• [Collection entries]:
· · · · ·

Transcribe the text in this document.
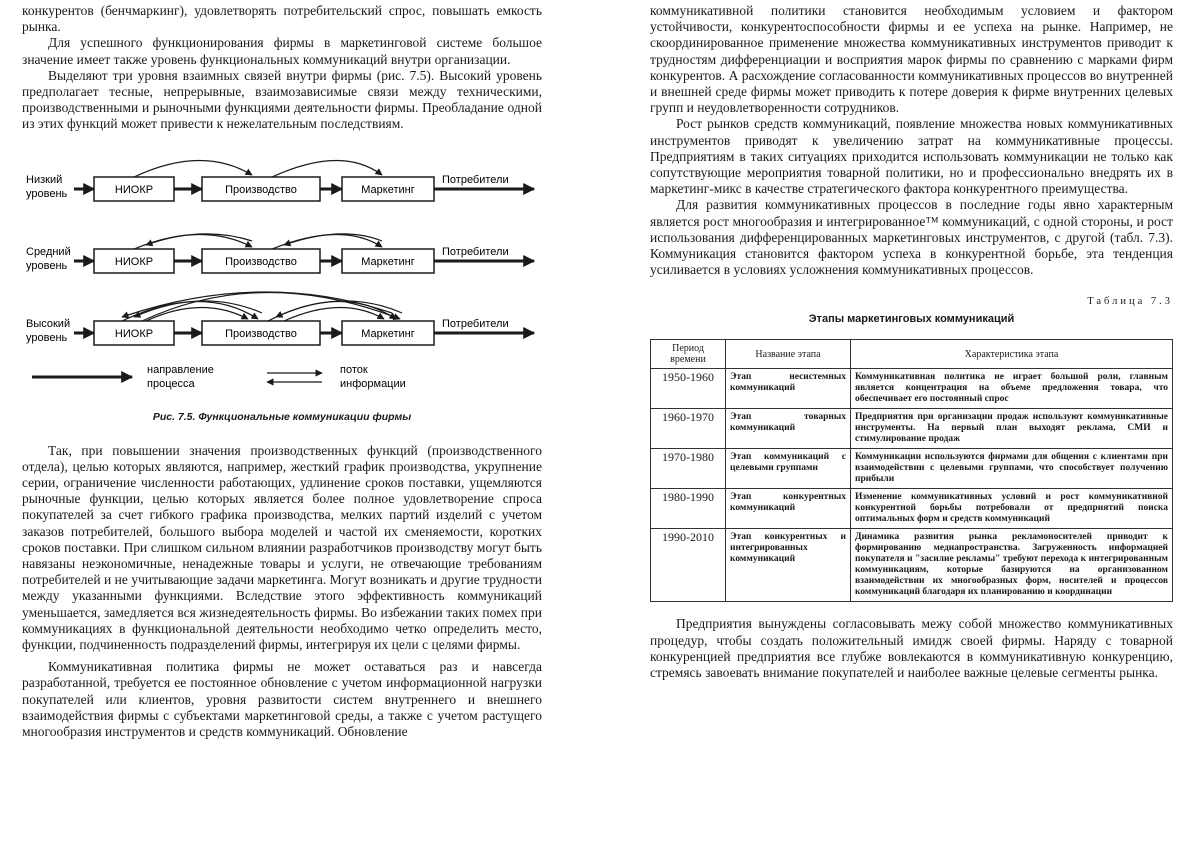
конкурентов (бенчмаркинг), удовлетворять потребительский спрос, повышать емкость рынка.

Для успешного функционирования фирмы в маркетинговой системе большое значение имеет также уровень функциональных коммуникаций внутри организации.

Выделяют три уровня взаимных связей внутри фирмы (рис. 7.5). Высокий уровень предполагает тесные, непрерывные, взаимозависимые связи между техническими, производственными и рыночными функциями деятельности фирмы. Преобладание одной из этих функций может привести к нежелательным последствиям.

Низкий
уровень	НИОКР	Производство	Маркетинг
Потребители
Средний
уровень	НИОКР	Производство	Маркетинг
Потребители
Высокий
уровень	НИОКР	Производство	Маркетинг
Потребители
направление
процесса
поток
информации
Рис. 7.5. Функциональные коммуникации фирмы

Так, при повышении значения производственных функций (производственного отдела), целью которых являются, например, жесткий график производства, укрупнение серии, ограничение численности работающих, удлинение сроков поставки, ущемляются рыночные функции, целью которых является более полное удовлетворение спроса покупателей за счет гибкого графика производства, мелких партий изделий с учетом заказов потребителей, большого выбора моделей и частой их сменяемости, коротких сроков поставки. При слишком сильном влиянии разработчиков производству могут быть навязаны неэкономичные, ненадежные товары и услуги, не отвечающие требованиям потребителей и не учитывающие задачи маркетинга. Могут возникать и другие трудности между указанными функциями. Вследствие этого эффективность коммуникаций уменьшается, замедляется вся жизнедеятельность фирмы. Во избежании таких помех при коммуникациях в функциональной деятельности необходимо четко определить место, функции, подчиненность подразделений фирмы, интегрируя их цели с целями фирмы.

Коммуникативная политика фирмы не может оставаться раз и навсегда разработанной, требуется ее постоянное обновление с учетом информационной нагрузки покупателей или клиентов, уровня развитости систем внутреннего и внешнего взаимодействия фирмы с субъектами маркетинговой среды, а также с учетом растущего многообразия инструментов и средств коммуникаций. Обновление

коммуникативной политики становится необходимым условием и фактором устойчивости, конкурентоспособности фирмы и ее успеха на рынке. Например, не скоординированное применение множества коммуникативных инструментов приводит к трудностям дифференциации и восприятия марок фирмы по сравнению с марками фирм конкурентов. А расхождение согласованности коммуникативных процессов во внутренней и внешней среде фирмы может приводить к потере доверия к фирме внутренних целевых групп и неудовлетворенности сотрудников.

Рост рынков средств коммуникаций, появление множества новых коммуникативных инструментов приводят к увеличению затрат на коммуникативные процессы. Предприятиям в таких ситуациях приходится использовать коммуникации не только как сопутствующие мероприятия товарной политики, но и профессионально внедрять их в маркетинг-микс в качестве стратегического фактора конкурентного преимущества.

Для развития коммуникативных процессов в последние годы явно характерным является рост многообразия и интегрированное™ коммуникаций, с одной стороны, и рост использования дифференцированных маркетинговых инструментов, с другой (табл. 7.3). Коммуникация становится фактором успеха в конкурентной борьбе, эта тенденция усиливается в условиях усложнения коммуникативных процессов.

Таблица 7.3
Этапы маркетинговых коммуникаций
Период времени	Название этапа	Характеристика этапа
1950-1960	Этап несистемных коммуникаций	Коммуникативная политика не играет большой роли, главным является концентрация на объеме предложения товара, что обеспечивает его постоянный спрос
1960-1970	Этап товарных коммуникаций	Предприятия при организации продаж используют коммуникативные инструменты. На первый план выходят реклама, СМИ и стимулирование продаж
1970-1980	Этап коммуникаций с целевыми группами	Коммуникации используются фирмами для общения с клиентами при взаимодействии с целевыми группами, что способствует получению прибыли
1980-1990	Этап конкурентных коммуникаций	Изменение коммуникативных условий и рост коммуникативной конкурентной борьбы потребовали от предприятий поиска оптимальных форм и средств коммуникаций
1990-2010	Этап конкурентных и интегрированных коммуникаций	Динамика развития рынка рекламоносителей приводит к формированию медиапространства. Загруженность информацией покупателя и "засилие рекламы" требуют перехода к интегрированным коммуникациям, которые базируются на организованном взаимодействии их многообразных форм, носителей и процессов коммуникаций благодаря их планированию и координации

Предприятия вынуждены согласовывать межу собой множество коммуникативных процедур, чтобы создать положительный имидж своей фирмы. Наряду с товарной конкуренцией предприятия все глубже вовлекаются в коммуникативную конкуренцию, стремясь завоевать внимание покупателей и наиболее важные целевые сегменты рынка.
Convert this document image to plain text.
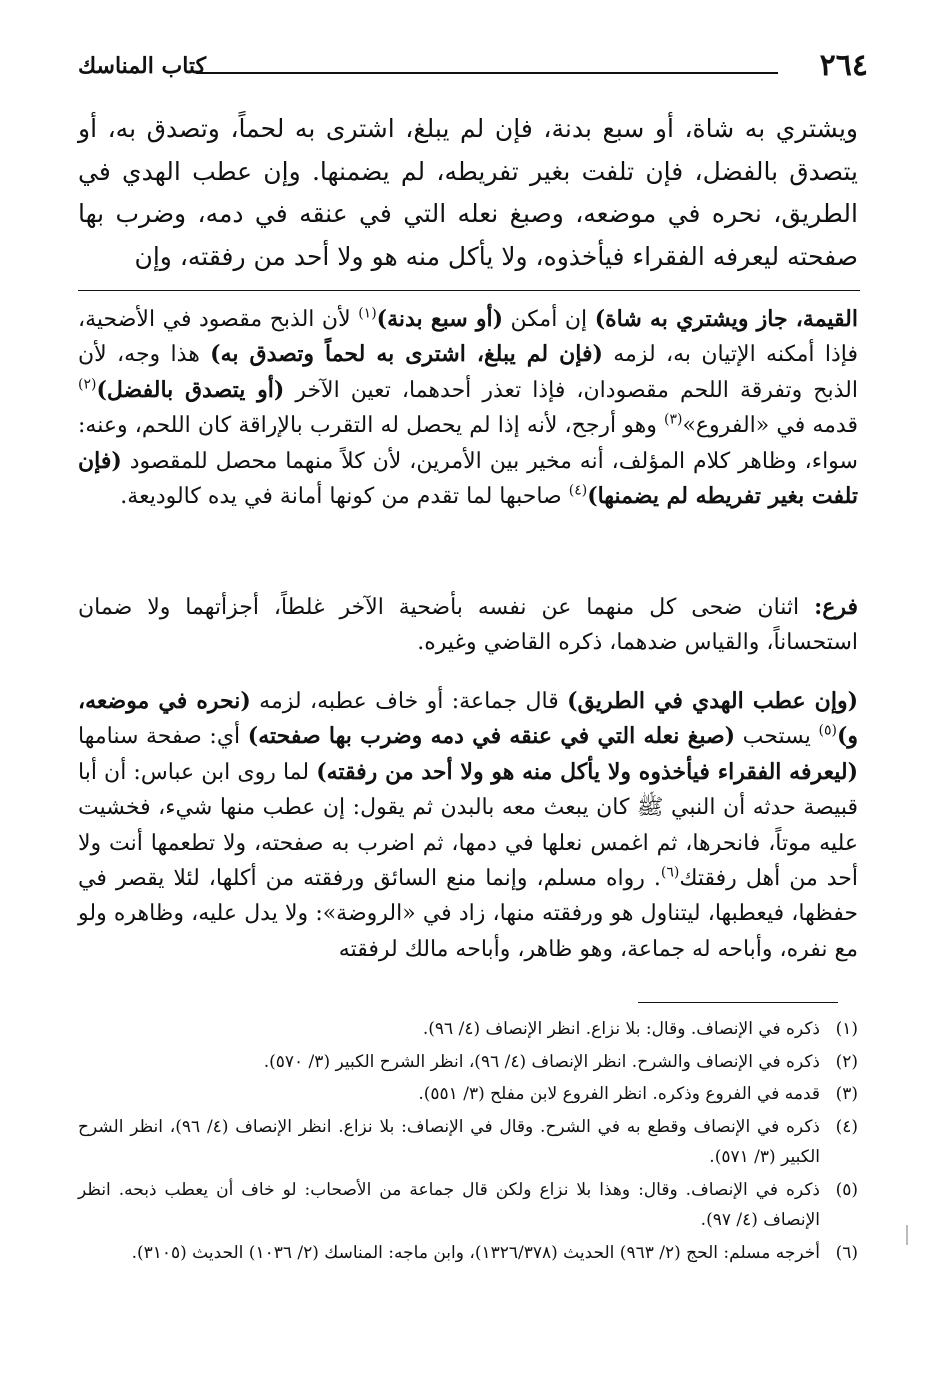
٢٦٤
كتاب المناسك

ويشتري به شاة، أو سبع بدنة، فإن لم يبلغ، اشترى به لحماً، وتصدق به، أو يتصدق بالفضل، فإن تلفت بغير تفريطه، لم يضمنها. وإن عطب الهدي في الطريق، نحره في موضعه، وصبغ نعله التي في عنقه في دمه، وضرب بها صفحته ليعرفه الفقراء فيأخذوه، ولا يأكل منه هو ولا أحد من رفقته، وإن

القيمة، جاز ويشتري به شاة) إن أمكن (أو سبع بدنة)$^{(١)}$ لأن الذبح مقصود في الأضحية، فإذا أمكنه الإتيان به، لزمه (فإن لم يبلغ، اشترى به لحماً وتصدق به) هذا وجه، لأن الذبح وتفرقة اللحم مقصودان، فإذا تعذر أحدهما، تعين الآخر (أو يتصدق بالفضل)$^{(٢)}$ قدمه في «الفروع»$^{(٣)}$ وهو أرجح، لأنه إذا لم يحصل له التقرب بالإراقة كان اللحم، وعنه: سواء، وظاهر كلام المؤلف، أنه مخير بين الأمرين، لأن كلاً منهما محصل للمقصود (فإن تلفت بغير تفريطه لم يضمنها)$^{(٤)}$ صاحبها لما تقدم من كونها أمانة في يده كالوديعة.

فرع: اثنان ضحى كل منهما عن نفسه بأضحية الآخر غلطاً، أجزأتهما ولا ضمان استحساناً، والقياس ضدهما، ذكره القاضي وغيره.

(وإن عطب الهدي في الطريق) قال جماعة: أو خاف عطبه، لزمه (نحره في موضعه، و)$^{(٥)}$ يستحب (صبغ نعله التي في عنقه في دمه وضرب بها صفحته) أي: صفحة سنامها (ليعرفه الفقراء فيأخذوه ولا يأكل منه هو ولا أحد من رفقته) لما روى ابن عباس: أن أبا قبيصة حدثه أن النبي ﷺ كان يبعث معه بالبدن ثم يقول: إن عطب منها شيء، فخشيت عليه موتاً، فانحرها، ثم اغمس نعلها في دمها، ثم اضرب به صفحته، ولا تطعمها أنت ولا أحد من أهل رفقتك$^{(٦)}$. رواه مسلم، وإنما منع السائق ورفقته من أكلها، لئلا يقصر في حفظها، فيعطبها، ليتناول هو ورفقته منها، زاد في «الروضة»: ولا يدل عليه، وظاهره ولو مع نفره، وأباحه له جماعة، وهو ظاهر، وأباحه مالك لرفقته

(١)
ذكره في الإنصاف. وقال: بلا نزاع. انظر الإنصاف (٤/ ٩٦).
(٢)
ذكره في الإنصاف والشرح. انظر الإنصاف (٤/ ٩٦)، انظر الشرح الكبير (٣/ ٥٧٠).
(٣)
قدمه في الفروع وذكره. انظر الفروع لابن مفلح (٣/ ٥٥١).
(٤)
ذكره في الإنصاف وقطع به في الشرح. وقال في الإنصاف: بلا نزاع. انظر الإنصاف (٤/ ٩٦)، انظر الشرح الكبير (٣/ ٥٧١).
(٥)
ذكره في الإنصاف. وقال: وهذا بلا نزاع ولكن قال جماعة من الأصحاب: لو خاف أن يعطب ذبحه. انظر الإنصاف (٤/ ٩٧).
(٦)
أخرجه مسلم: الحج (٢/ ٩٦٣) الحديث (١٣٢٦/٣٧٨)، وابن ماجه: المناسك (٢/ ١٠٣٦) الحديث (٣١٠٥).
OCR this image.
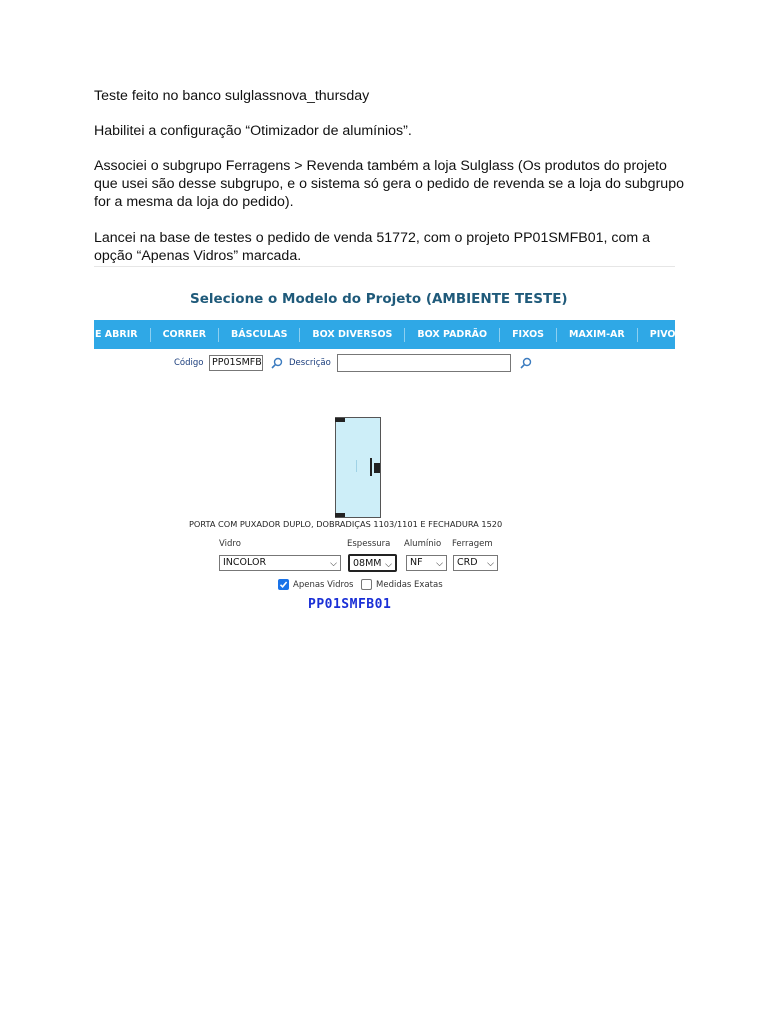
Teste feito no banco sulglassnova_thursday

Habilitei a configuração “Otimizador de alumínios”.

Associei o subgrupo Ferragens > Revenda também a loja Sulglass (Os produtos do projeto que usei são desse subgrupo, e o sistema só gera o pedido de revenda se a loja do subgrupo for a mesma da loja do pedido).

Lancei na base de testes o pedido de venda 51772, com o projeto PP01SMFB01, com a opção “Apenas Vidros” marcada.

Selecione o Modelo do Projeto (AMBIENTE TESTE)
E ABRIR	CORRER	BÁSCULAS	BOX DIVERSOS	BOX PADRÃO	FIXOS	MAXIM-AR	PIVOTANTES
Código PP01SMFB	Descrição
PORTA COM PUXADOR DUPLO, DOBRADIÇAS 1103/1101 E FECHADURA 1520
Vidro	Espessura Alumínio Ferragem
INCOLOR	⌵ 08MM ⌵ NF ⌵ CRD ⌵
Apenas Vidros	Medidas Exatas
PP01SMFB01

· · · · ·

• [What to work on]: Pull every line holding "Vidros" out of the records.

• [Answer for this exercise]:
Lancei na base de testes o pedido de venda 51772, com o projeto PP01SMFB01, com a opção “Apenas Vidros” marcada.
Apenas Vidros	Medidas Exatas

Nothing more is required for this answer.